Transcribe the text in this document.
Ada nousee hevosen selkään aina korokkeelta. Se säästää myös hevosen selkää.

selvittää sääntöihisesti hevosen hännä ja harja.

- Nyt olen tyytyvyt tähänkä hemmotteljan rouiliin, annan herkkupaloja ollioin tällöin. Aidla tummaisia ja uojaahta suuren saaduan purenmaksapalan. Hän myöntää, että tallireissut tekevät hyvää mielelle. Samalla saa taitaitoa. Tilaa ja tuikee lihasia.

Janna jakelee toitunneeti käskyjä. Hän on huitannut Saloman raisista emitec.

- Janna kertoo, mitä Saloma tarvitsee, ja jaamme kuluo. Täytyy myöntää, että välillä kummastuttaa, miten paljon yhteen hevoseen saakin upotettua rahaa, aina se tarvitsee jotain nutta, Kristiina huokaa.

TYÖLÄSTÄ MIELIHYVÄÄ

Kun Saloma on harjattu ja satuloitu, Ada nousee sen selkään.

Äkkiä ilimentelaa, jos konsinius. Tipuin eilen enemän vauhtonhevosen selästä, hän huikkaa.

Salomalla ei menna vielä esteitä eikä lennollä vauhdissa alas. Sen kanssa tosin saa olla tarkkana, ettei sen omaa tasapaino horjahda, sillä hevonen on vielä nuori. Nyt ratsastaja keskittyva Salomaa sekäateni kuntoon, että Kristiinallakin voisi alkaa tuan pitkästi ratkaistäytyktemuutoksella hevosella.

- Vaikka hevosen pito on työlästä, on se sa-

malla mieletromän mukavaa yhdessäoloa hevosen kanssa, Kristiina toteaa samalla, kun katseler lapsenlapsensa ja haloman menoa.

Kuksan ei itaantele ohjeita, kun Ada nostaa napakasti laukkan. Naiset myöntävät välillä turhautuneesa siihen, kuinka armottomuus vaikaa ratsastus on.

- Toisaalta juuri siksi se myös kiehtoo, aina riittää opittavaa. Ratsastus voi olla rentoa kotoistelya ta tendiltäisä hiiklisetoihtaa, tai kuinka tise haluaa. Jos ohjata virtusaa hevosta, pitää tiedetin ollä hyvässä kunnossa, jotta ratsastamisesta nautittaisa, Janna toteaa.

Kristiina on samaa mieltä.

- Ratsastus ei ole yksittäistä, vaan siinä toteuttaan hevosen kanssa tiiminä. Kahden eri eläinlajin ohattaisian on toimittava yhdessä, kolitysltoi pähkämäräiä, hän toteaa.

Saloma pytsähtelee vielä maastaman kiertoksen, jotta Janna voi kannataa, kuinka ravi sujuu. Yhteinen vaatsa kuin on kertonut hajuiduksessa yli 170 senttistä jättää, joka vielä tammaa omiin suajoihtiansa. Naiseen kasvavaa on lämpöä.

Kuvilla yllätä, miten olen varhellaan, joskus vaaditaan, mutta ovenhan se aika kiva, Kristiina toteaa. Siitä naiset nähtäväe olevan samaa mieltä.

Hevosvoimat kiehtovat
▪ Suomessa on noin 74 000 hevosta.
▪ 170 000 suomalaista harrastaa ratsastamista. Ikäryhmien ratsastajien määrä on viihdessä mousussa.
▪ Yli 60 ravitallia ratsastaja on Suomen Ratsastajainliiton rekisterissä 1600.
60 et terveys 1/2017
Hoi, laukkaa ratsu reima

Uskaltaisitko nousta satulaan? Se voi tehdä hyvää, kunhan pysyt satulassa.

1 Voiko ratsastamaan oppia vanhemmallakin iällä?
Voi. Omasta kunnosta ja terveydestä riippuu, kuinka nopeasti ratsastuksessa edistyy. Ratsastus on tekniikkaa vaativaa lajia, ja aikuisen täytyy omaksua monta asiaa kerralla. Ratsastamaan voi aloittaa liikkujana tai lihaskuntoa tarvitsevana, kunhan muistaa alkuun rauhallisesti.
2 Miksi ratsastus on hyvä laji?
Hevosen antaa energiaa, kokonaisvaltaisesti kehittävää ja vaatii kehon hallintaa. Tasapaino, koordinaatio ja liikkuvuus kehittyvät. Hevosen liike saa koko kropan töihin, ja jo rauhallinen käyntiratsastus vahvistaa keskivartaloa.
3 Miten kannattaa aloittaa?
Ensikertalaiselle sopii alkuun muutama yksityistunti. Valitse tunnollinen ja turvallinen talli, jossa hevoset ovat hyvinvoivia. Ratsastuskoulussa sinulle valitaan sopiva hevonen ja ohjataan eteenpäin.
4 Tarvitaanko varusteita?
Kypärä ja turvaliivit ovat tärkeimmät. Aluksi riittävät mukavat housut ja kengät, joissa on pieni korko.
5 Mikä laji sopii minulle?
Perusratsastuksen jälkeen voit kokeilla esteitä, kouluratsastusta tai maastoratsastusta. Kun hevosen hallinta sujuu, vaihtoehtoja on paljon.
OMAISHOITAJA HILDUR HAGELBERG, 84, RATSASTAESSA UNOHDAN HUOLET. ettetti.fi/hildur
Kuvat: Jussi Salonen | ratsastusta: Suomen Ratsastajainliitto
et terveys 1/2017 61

_Exercise:_ Copy out each line exactly as written.

_Solution to this task:_
Transcribe the text in this document.
Ada nousee hevosen selkään aina korokkeelta. Se säästää myös hevosen selkää.

selvittää sääntöihisesti hevosen hännä ja harja.

- Nyt olen tyytyvyt tähänkä hemmotteljan rouiliin, annan herkkupaloja ollioin tällöin. Aidla tummaisia ja uojaahta suuren saaduan purenmaksapalan. Hän myöntää, että tallireissut tekevät hyvää mielelle. Samalla saa taitaitoa. Tilaa ja tuikee lihasia.

Janna jakelee toitunneeti käskyjä. Hän on huitannut Saloman raisista emitec.

- Janna kertoo, mitä Saloma tarvitsee, ja jaamme kuluo. Täytyy myöntää, että välillä kummastuttaa, miten paljon yhteen hevoseen saakin upotettua rahaa, aina se tarvitsee jotain nutta, Kristiina huokaa.

TYÖLÄSTÄ MIELIHYVÄÄ

Kun Saloma on harjattu ja satuloitu, Ada nousee sen selkään.

Äkkiä ilimentelaa, jos konsinius. Tipuin eilen enemän vauhtonhevosen selästä, hän huikkaa.

Salomalla ei menna vielä esteitä eikä lennollä vauhdissa alas. Sen kanssa tosin saa olla tarkkana, ettei sen omaa tasapaino horjahda, sillä hevonen on vielä nuori. Nyt ratsastaja keskittyva Salomaa sekäateni kuntoon, että Kristiinallakin voisi alkaa tuan pitkästi ratkaistäytyktemuutoksella hevosella.

- Vaikka hevosen pito on työlästä, on se sa-

malla mieletromän mukavaa yhdessäoloa hevosen kanssa, Kristiina toteaa samalla, kun katseler lapsenlapsensa ja haloman menoa.

Kuksan ei itaantele ohjeita, kun Ada nostaa napakasti laukkan. Naiset myöntävät välillä turhautuneesa siihen, kuinka armottomuus vaikaa ratsastus on.

- Toisaalta juuri siksi se myös kiehtoo, aina riittää opittavaa. Ratsastus voi olla rentoa kotoistelya ta tendiltäisä hiiklisetoihtaa, tai kuinka tise haluaa. Jos ohjata virtusaa hevosta, pitää tiedetin ollä hyvässä kunnossa, jotta ratsastamisesta nautittaisa, Janna toteaa.

Kristiina on samaa mieltä.

- Ratsastus ei ole yksittäistä, vaan siinä toteuttaan hevosen kanssa tiiminä. Kahden eri eläinlajin ohattaisian on toimittava yhdessä, kolitysltoi pähkämäräiä, hän toteaa.

Saloma pytsähtelee vielä maastaman kiertoksen, jotta Janna voi kannataa, kuinka ravi sujuu. Yhteinen vaatsa kuin on kertonut hajuiduksessa yli 170 senttistä jättää, joka vielä tammaa omiin suajoihtiansa. Naiseen kasvavaa on lämpöä.

Kuvilla yllätä, miten olen varhellaan, joskus vaaditaan, mutta ovenhan se aika kiva, Kristiina toteaa. Siitä naiset nähtäväe olevan samaa mieltä.

Hevosvoimat kiehtovat
▪ Suomessa on noin 74 000 hevosta.
▪ 170 000 suomalaista harrastaa ratsastamista. Ikäryhmien ratsastajien määrä on viihdessä mousussa.
▪ Yli 60 ravitallia ratsastaja on Suomen Ratsastajainliiton rekisterissä 1600.
60 et terveys 1/2017
Hoi, laukkaa ratsu reima

Uskaltaisitko nousta satulaan? Se voi tehdä hyvää, kunhan pysyt satulassa.

1 Voiko ratsastamaan oppia vanhemmallakin iällä?
Voi. Omasta kunnosta ja terveydestä riippuu, kuinka nopeasti ratsastuksessa edistyy. Ratsastus on tekniikkaa vaativaa lajia, ja aikuisen täytyy omaksua monta asiaa kerralla. Ratsastamaan voi aloittaa liikkujana tai lihaskuntoa tarvitsevana, kunhan muistaa alkuun rauhallisesti.
2 Miksi ratsastus on hyvä laji?
Hevosen antaa energiaa, kokonaisvaltaisesti kehittävää ja vaatii kehon hallintaa. Tasapaino, koordinaatio ja liikkuvuus kehittyvät. Hevosen liike saa koko kropan töihin, ja jo rauhallinen käyntiratsastus vahvistaa keskivartaloa.
3 Miten kannattaa aloittaa?
Ensikertalaiselle sopii alkuun muutama yksityistunti. Valitse tunnollinen ja turvallinen talli, jossa hevoset ovat hyvinvoivia. Ratsastuskoulussa sinulle valitaan sopiva hevonen ja ohjataan eteenpäin.
4 Tarvitaanko varusteita?
Kypärä ja turvaliivit ovat tärkeimmät. Aluksi riittävät mukavat housut ja kengät, joissa on pieni korko.
5 Mikä laji sopii minulle?
Perusratsastuksen jälkeen voit kokeilla esteitä, kouluratsastusta tai maastoratsastusta. Kun hevosen hallinta sujuu, vaihtoehtoja on paljon.
OMAISHOITAJA HILDUR HAGELBERG, 84, RATSASTAESSA UNOHDAN HUOLET. ettetti.fi/hildur
Kuvat: Jussi Salonen | ratsastusta: Suomen Ratsastajainliitto
et terveys 1/2017 61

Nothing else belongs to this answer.